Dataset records
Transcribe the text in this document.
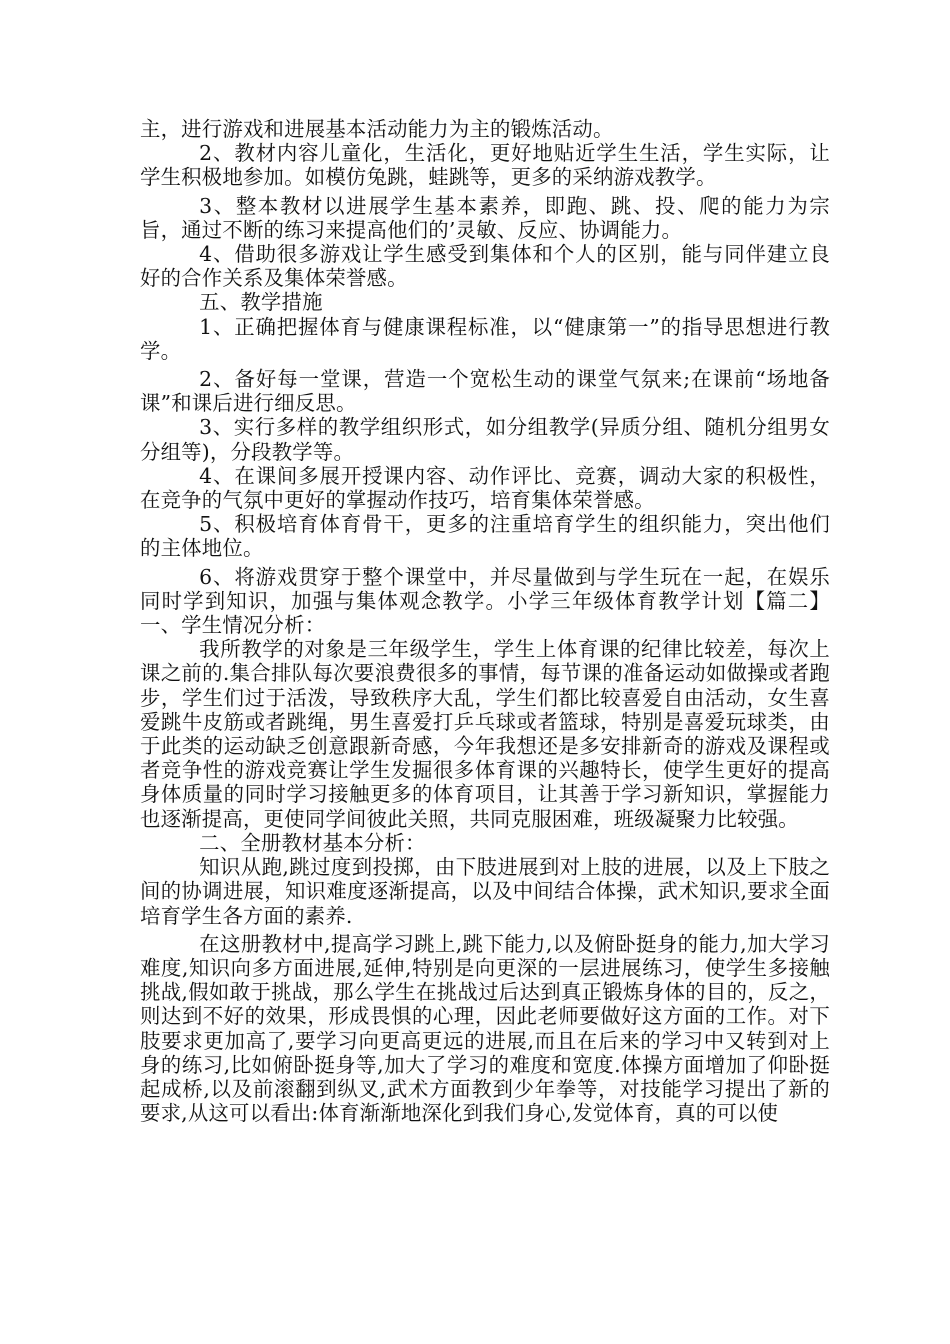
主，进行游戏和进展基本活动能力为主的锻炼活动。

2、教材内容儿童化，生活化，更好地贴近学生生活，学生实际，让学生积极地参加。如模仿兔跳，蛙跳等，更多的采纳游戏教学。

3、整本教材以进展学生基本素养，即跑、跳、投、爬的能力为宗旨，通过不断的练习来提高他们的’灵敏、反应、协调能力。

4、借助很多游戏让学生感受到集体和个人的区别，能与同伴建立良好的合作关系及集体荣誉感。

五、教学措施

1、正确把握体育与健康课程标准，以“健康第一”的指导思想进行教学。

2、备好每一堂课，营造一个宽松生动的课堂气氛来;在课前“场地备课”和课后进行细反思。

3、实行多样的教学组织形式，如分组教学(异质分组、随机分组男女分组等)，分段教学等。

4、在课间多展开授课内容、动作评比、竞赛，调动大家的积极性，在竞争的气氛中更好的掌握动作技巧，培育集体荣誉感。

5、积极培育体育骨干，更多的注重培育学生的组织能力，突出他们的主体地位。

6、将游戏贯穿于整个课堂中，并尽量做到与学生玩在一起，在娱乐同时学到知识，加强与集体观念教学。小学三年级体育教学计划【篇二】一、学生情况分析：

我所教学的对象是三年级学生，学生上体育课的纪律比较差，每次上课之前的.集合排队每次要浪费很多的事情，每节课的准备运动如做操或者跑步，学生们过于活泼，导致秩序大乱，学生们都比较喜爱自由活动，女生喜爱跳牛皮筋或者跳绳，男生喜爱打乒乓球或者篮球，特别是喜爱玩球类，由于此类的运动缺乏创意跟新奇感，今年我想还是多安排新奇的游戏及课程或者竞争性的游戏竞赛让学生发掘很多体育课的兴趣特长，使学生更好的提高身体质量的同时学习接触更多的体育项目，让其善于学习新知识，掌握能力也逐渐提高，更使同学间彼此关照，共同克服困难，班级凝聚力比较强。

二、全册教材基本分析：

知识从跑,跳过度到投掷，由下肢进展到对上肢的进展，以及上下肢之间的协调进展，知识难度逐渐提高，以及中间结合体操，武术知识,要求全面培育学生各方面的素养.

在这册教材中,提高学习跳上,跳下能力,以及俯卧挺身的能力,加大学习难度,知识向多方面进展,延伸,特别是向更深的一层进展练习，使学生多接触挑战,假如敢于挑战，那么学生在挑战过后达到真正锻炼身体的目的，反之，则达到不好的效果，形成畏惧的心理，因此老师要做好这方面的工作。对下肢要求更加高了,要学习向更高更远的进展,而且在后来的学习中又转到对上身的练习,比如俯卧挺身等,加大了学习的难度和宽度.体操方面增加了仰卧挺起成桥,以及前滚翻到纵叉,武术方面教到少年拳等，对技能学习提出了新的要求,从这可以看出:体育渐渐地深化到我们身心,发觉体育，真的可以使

...

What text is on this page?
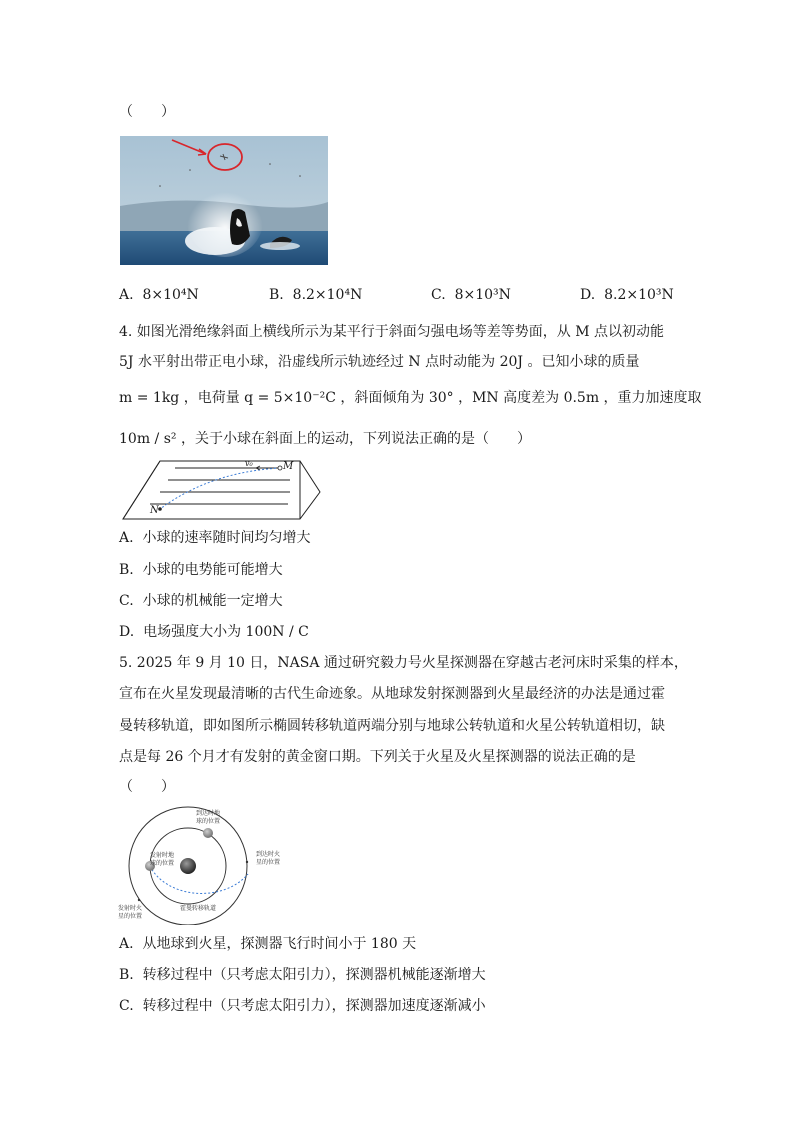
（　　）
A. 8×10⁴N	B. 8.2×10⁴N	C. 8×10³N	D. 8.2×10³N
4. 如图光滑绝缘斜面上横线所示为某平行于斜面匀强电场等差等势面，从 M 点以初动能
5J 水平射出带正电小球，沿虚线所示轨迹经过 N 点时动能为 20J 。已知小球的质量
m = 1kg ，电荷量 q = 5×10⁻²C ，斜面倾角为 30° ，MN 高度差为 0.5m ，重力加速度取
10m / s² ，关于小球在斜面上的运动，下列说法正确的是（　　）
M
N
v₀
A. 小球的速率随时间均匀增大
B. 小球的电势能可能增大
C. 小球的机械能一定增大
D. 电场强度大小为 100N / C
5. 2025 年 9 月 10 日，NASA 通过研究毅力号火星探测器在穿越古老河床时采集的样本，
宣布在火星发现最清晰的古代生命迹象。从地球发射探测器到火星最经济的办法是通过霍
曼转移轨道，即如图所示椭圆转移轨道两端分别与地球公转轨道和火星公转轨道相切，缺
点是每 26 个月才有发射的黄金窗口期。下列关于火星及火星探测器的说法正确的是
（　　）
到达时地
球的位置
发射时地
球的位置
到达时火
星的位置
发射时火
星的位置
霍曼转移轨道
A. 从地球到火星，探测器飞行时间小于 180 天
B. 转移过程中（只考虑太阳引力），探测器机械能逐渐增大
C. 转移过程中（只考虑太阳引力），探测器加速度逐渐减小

* _PROBLEM_:
Collect each line of the entries that has the word "text", copying it in full.

* _SOLUTION FOR THIS EXERCISE_:
Transcribe the text in this document.
What text is on this page?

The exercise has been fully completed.